Records to use:
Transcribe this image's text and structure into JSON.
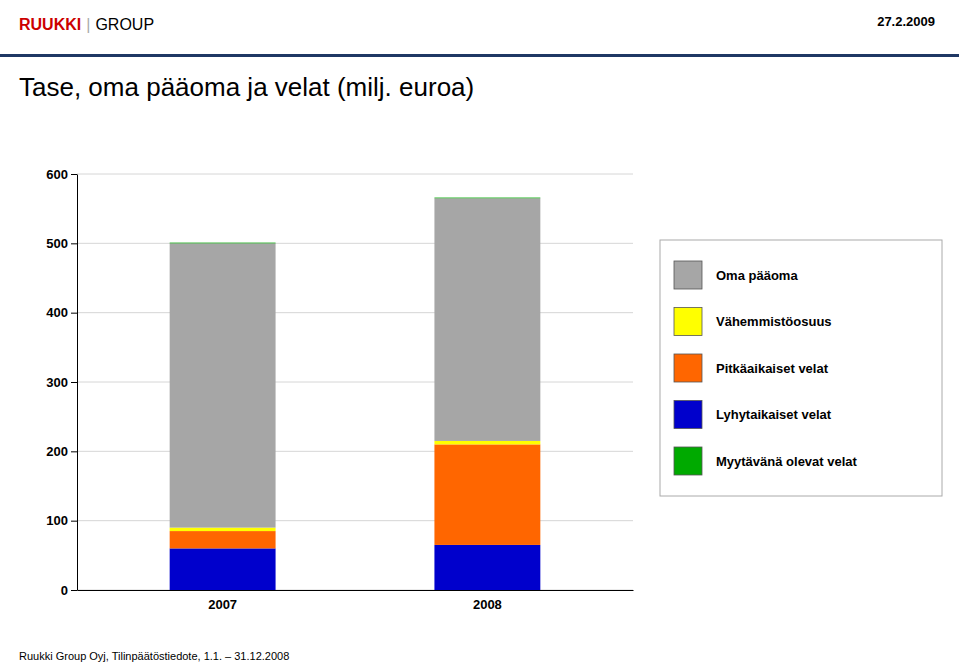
{
  "chart_data": {
    "type": "bar",
    "stacked": true,
    "title": "Tase, oma pääoma ja velat (milj. euroa)",
    "annotations": [
      {
        "text": "27.2.2009"
      },
      {
        "text": "Ruukki Group Oyj, Tilinpäätöstiedote, 1.1. – 31.12.2008"
      },
      {
        "text": "RUUKKI",
        "color": "#cc0000"
      },
      {
        "text": "|"
      },
      {
        "text": "GROUP"
      }
    ],
    "categories": [
      "2007",
      "2008"
    ],
    "series": [
      {
        "name": "Oma pääoma",
        "color": "#a6a6a6",
        "values": [
          410,
          350
        ]
      },
      {
        "name": "Vähemmistöosuus",
        "color": "#ffff00",
        "values": [
          5,
          5
        ]
      },
      {
        "name": "Pitkäaikaiset velat",
        "color": "#ff6600",
        "values": [
          25,
          145
        ]
      },
      {
        "name": "Lyhytaikaiset velat",
        "color": "#0000cc",
        "values": [
          60,
          65
        ]
      },
      {
        "name": "Myytävänä olevat velat",
        "color": "#00aa00",
        "values": [
          1,
          1
        ]
      }
    ],
    "ylim": [
      0,
      600
    ],
    "yticks": [
      0,
      100,
      200,
      300,
      400,
      500,
      600
    ],
    "grid": true,
    "legend": "right"
  }
}
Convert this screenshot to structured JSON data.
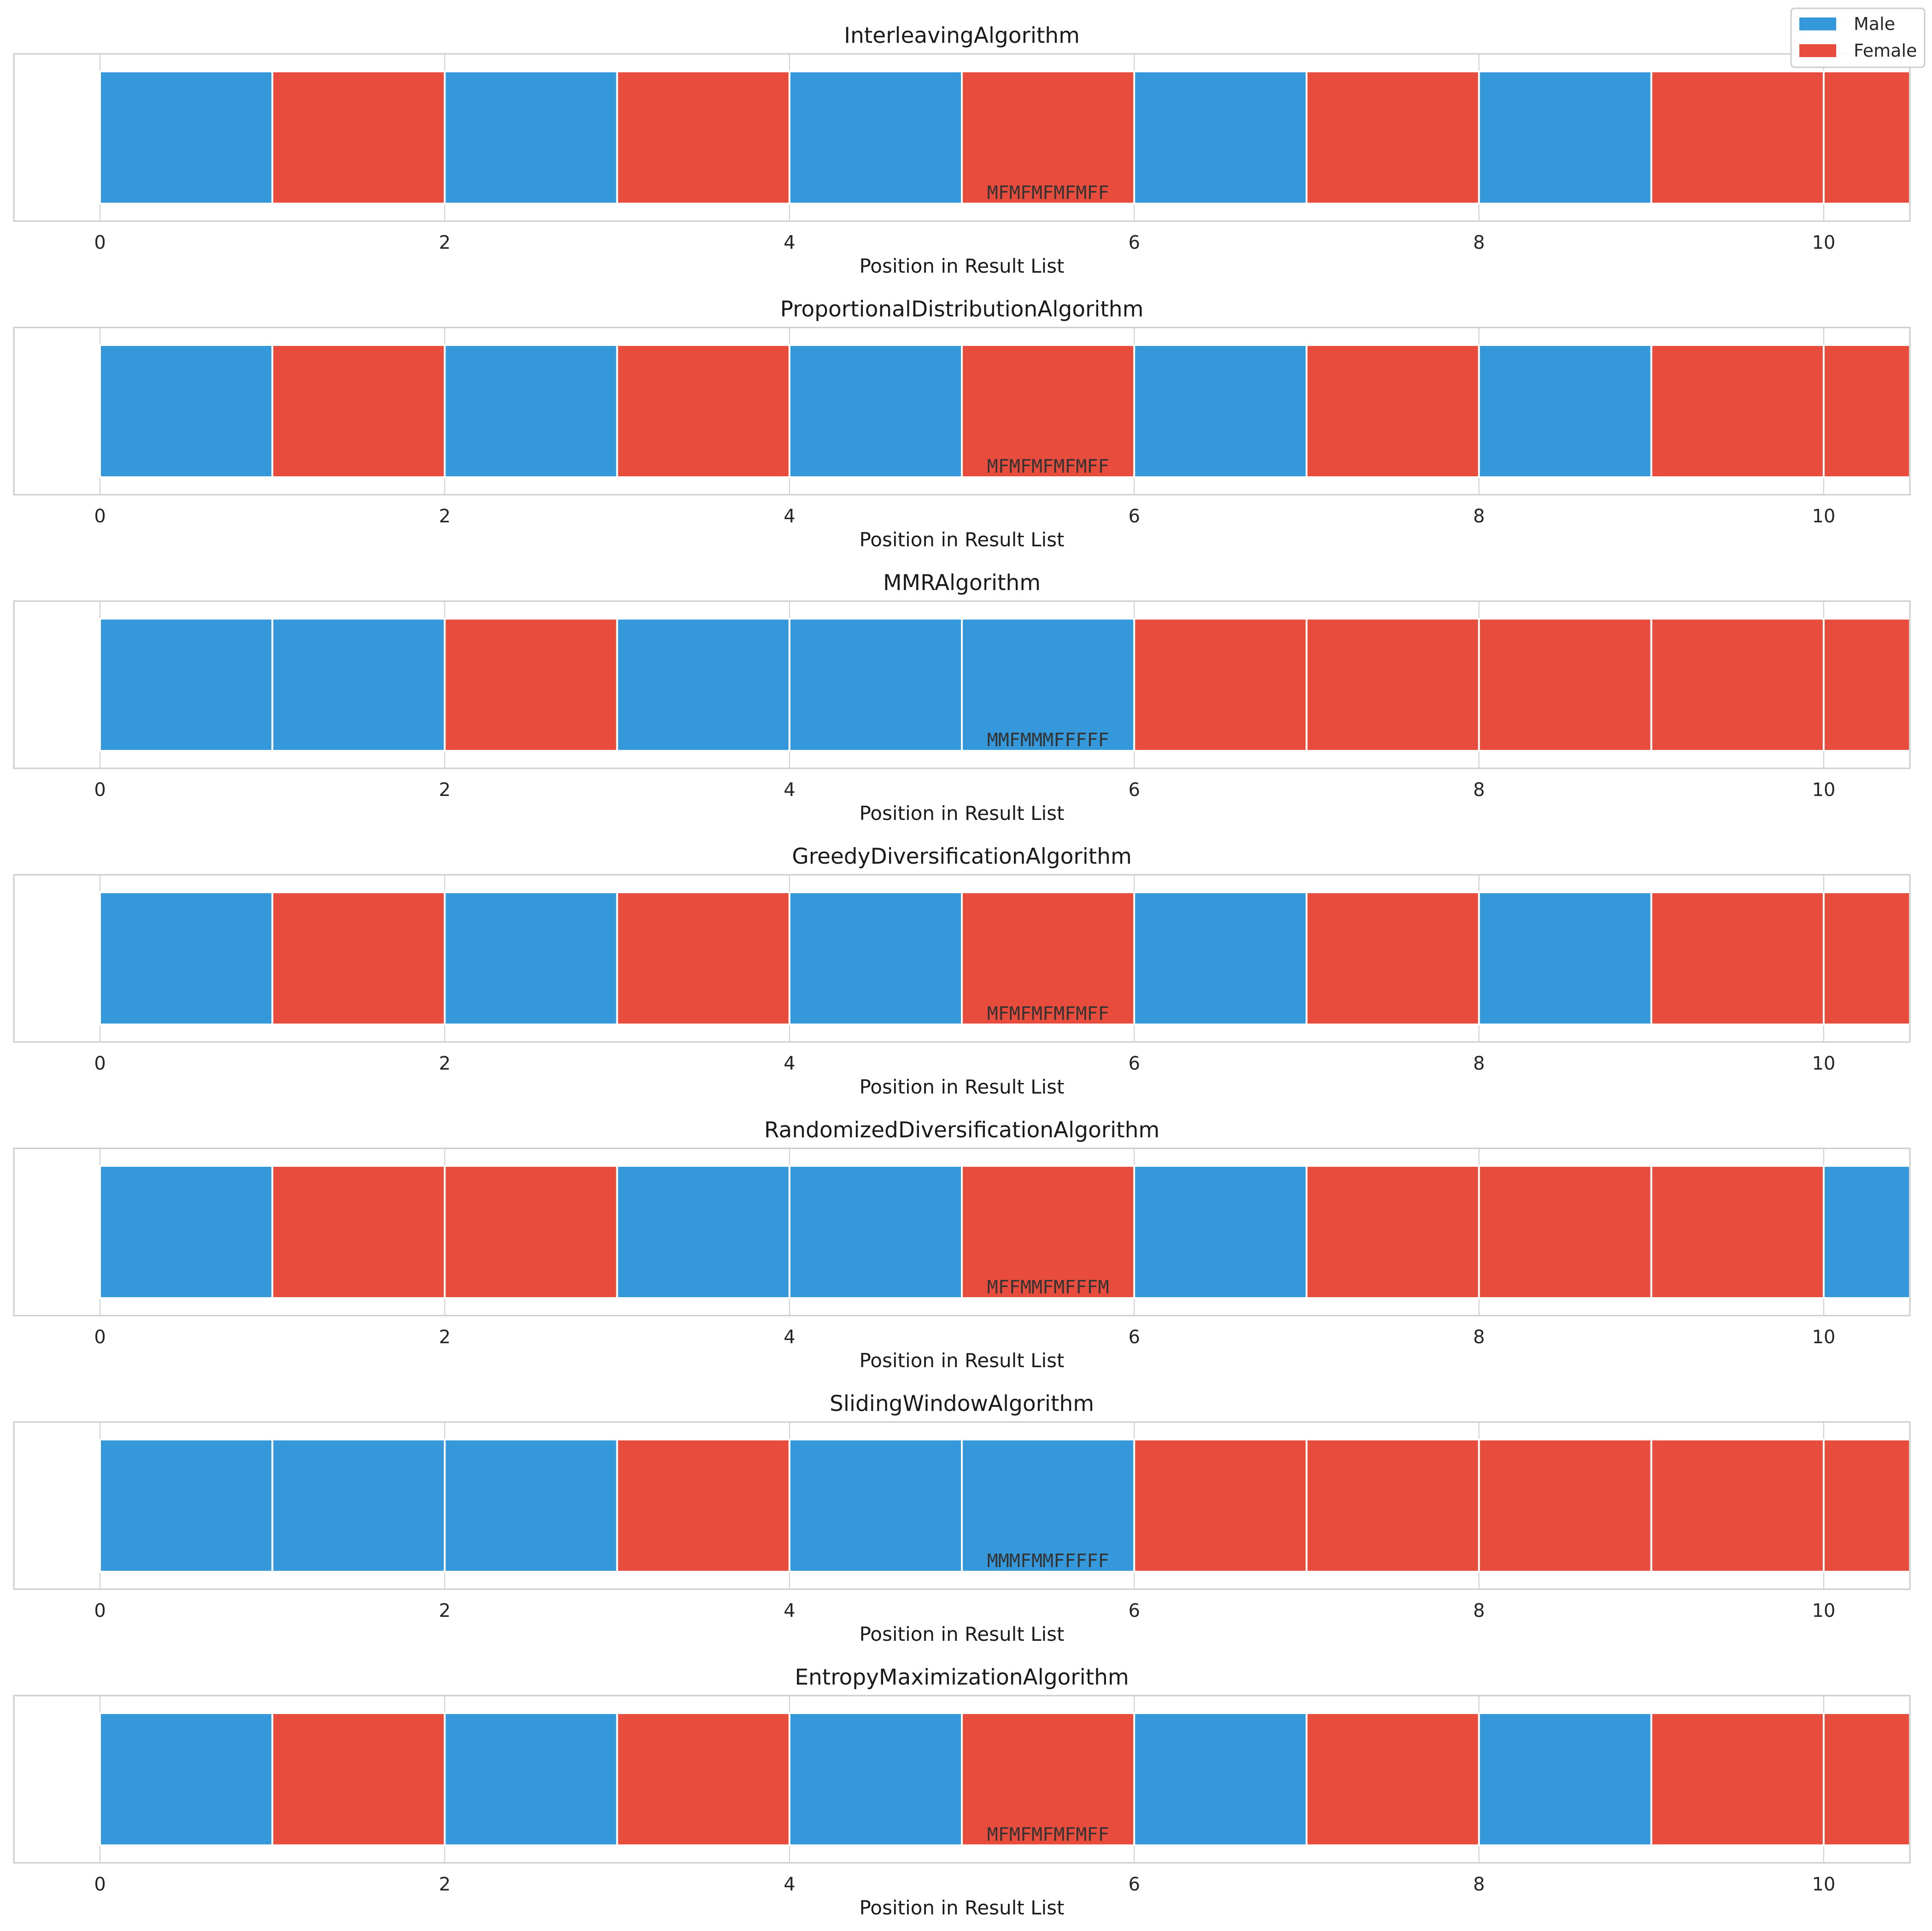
{
  "legend": {
    "placement": "top-right",
    "items": [
      {
        "label": "Male",
        "color": "#3498db"
      },
      {
        "label": "Female",
        "color": "#e74c3c"
      }
    ]
  },
  "chart_data": [
    {
      "type": "bar",
      "title": "InterleavingAlgorithm",
      "xlabel": "Position in Result List",
      "xlim": [
        -0.5,
        10.5
      ],
      "xticks": [
        0,
        2,
        4,
        6,
        8,
        10
      ],
      "sequence": "MFMFMFMFMFF",
      "grid": true
    },
    {
      "type": "bar",
      "title": "ProportionalDistributionAlgorithm",
      "xlabel": "Position in Result List",
      "xlim": [
        -0.5,
        10.5
      ],
      "xticks": [
        0,
        2,
        4,
        6,
        8,
        10
      ],
      "sequence": "MFMFMFMFMFF",
      "grid": true
    },
    {
      "type": "bar",
      "title": "MMRAlgorithm",
      "xlabel": "Position in Result List",
      "xlim": [
        -0.5,
        10.5
      ],
      "xticks": [
        0,
        2,
        4,
        6,
        8,
        10
      ],
      "sequence": "MMFMMMFFFFF",
      "grid": true
    },
    {
      "type": "bar",
      "title": "GreedyDiversificationAlgorithm",
      "xlabel": "Position in Result List",
      "xlim": [
        -0.5,
        10.5
      ],
      "xticks": [
        0,
        2,
        4,
        6,
        8,
        10
      ],
      "sequence": "MFMFMFMFMFF",
      "grid": true
    },
    {
      "type": "bar",
      "title": "RandomizedDiversificationAlgorithm",
      "xlabel": "Position in Result List",
      "xlim": [
        -0.5,
        10.5
      ],
      "xticks": [
        0,
        2,
        4,
        6,
        8,
        10
      ],
      "sequence": "MFFMMFMFFFM",
      "grid": true
    },
    {
      "type": "bar",
      "title": "SlidingWindowAlgorithm",
      "xlabel": "Position in Result List",
      "xlim": [
        -0.5,
        10.5
      ],
      "xticks": [
        0,
        2,
        4,
        6,
        8,
        10
      ],
      "sequence": "MMMFMMFFFFF",
      "grid": true
    },
    {
      "type": "bar",
      "title": "EntropyMaximizationAlgorithm",
      "xlabel": "Position in Result List",
      "xlim": [
        -0.5,
        10.5
      ],
      "xticks": [
        0,
        2,
        4,
        6,
        8,
        10
      ],
      "sequence": "MFMFMFMFMFF",
      "grid": true
    }
  ]
}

Aim:
Repeat each entry above word for word, leaving every picture out.

Complete answer:
Transcribe this image's text and structure into JSON.
{
  "chart_data": {
    "type": "bar",
    "stacked": true,
    "title": "Tase, oma pääoma ja velat (milj. euroa)",
    "annotations": [
      {
        "text": "27.2.2009"
      },
      {
        "text": "Ruukki Group Oyj, Tilinpäätöstiedote, 1.1. – 31.12.2008"
      },
      {
        "text": "RUUKKI",
        "color": "#cc0000"
      },
      {
        "text": "|"
      },
      {
        "text": "GROUP"
      }
    ],
    "categories": [
      "2007",
      "2008"
    ],
    "series": [
      {
        "name": "Oma pääoma",
        "color": "#a6a6a6",
        "values": [
          410,
          350
        ]
      },
      {
        "name": "Vähemmistöosuus",
        "color": "#ffff00",
        "values": [
          5,
          5
        ]
      },
      {
        "name": "Pitkäaikaiset velat",
        "color": "#ff6600",
        "values": [
          25,
          145
        ]
      },
      {
        "name": "Lyhytaikaiset velat",
        "color": "#0000cc",
        "values": [
          60,
          65
        ]
      },
      {
        "name": "Myytävänä olevat velat",
        "color": "#00aa00",
        "values": [
          1,
          1
        ]
      }
    ],
    "ylim": [
      0,
      600
    ],
    "yticks": [
      0,
      100,
      200,
      300,
      400,
      500,
      600
    ],
    "grid": true,
    "legend": "right"
  }
}
Convert this screenshot to structured JSON data.
{
  "legend": {
    "placement": "top-right",
    "items": [
      {
        "label": "Male",
        "color": "#3498db"
      },
      {
        "label": "Female",
        "color": "#e74c3c"
      }
    ]
  },
  "chart_data": [
    {
      "type": "bar",
      "title": "InterleavingAlgorithm",
      "xlabel": "Position in Result List",
      "xlim": [
        -0.5,
        10.5
      ],
      "xticks": [
        0,
        2,
        4,
        6,
        8,
        10
      ],
      "sequence": "MFMFMFMFMFF",
      "grid": true
    },
    {
      "type": "bar",
      "title": "ProportionalDistributionAlgorithm",
      "xlabel": "Position in Result List",
      "xlim": [
        -0.5,
        10.5
      ],
      "xticks": [
        0,
        2,
        4,
        6,
        8,
        10
      ],
      "sequence": "MFMFMFMFMFF",
      "grid": true
    },
    {
      "type": "bar",
      "title": "MMRAlgorithm",
      "xlabel": "Position in Result List",
      "xlim": [
        -0.5,
        10.5
      ],
      "xticks": [
        0,
        2,
        4,
        6,
        8,
        10
      ],
      "sequence": "MMFMMMFFFFF",
      "grid": true
    },
    {
      "type": "bar",
      "title": "GreedyDiversificationAlgorithm",
      "xlabel": "Position in Result List",
      "xlim": [
        -0.5,
        10.5
      ],
      "xticks": [
        0,
        2,
        4,
        6,
        8,
        10
      ],
      "sequence": "MFMFMFMFMFF",
      "grid": true
    },
    {
      "type": "bar",
      "title": "RandomizedDiversificationAlgorithm",
      "xlabel": "Position in Result List",
      "xlim": [
        -0.5,
        10.5
      ],
      "xticks": [
        0,
        2,
        4,
        6,
        8,
        10
      ],
      "sequence": "MFFMMFMFFFM",
      "grid": true
    },
    {
      "type": "bar",
      "title": "SlidingWindowAlgorithm",
      "xlabel": "Position in Result List",
      "xlim": [
        -0.5,
        10.5
      ],
      "xticks": [
        0,
        2,
        4,
        6,
        8,
        10
      ],
      "sequence": "MMMFMMFFFFF",
      "grid": true
    },
    {
      "type": "bar",
      "title": "EntropyMaximizationAlgorithm",
      "xlabel": "Position in Result List",
      "xlim": [
        -0.5,
        10.5
      ],
      "xticks": [
        0,
        2,
        4,
        6,
        8,
        10
      ],
      "sequence": "MFMFMFMFMFF",
      "grid": true
    }
  ]
}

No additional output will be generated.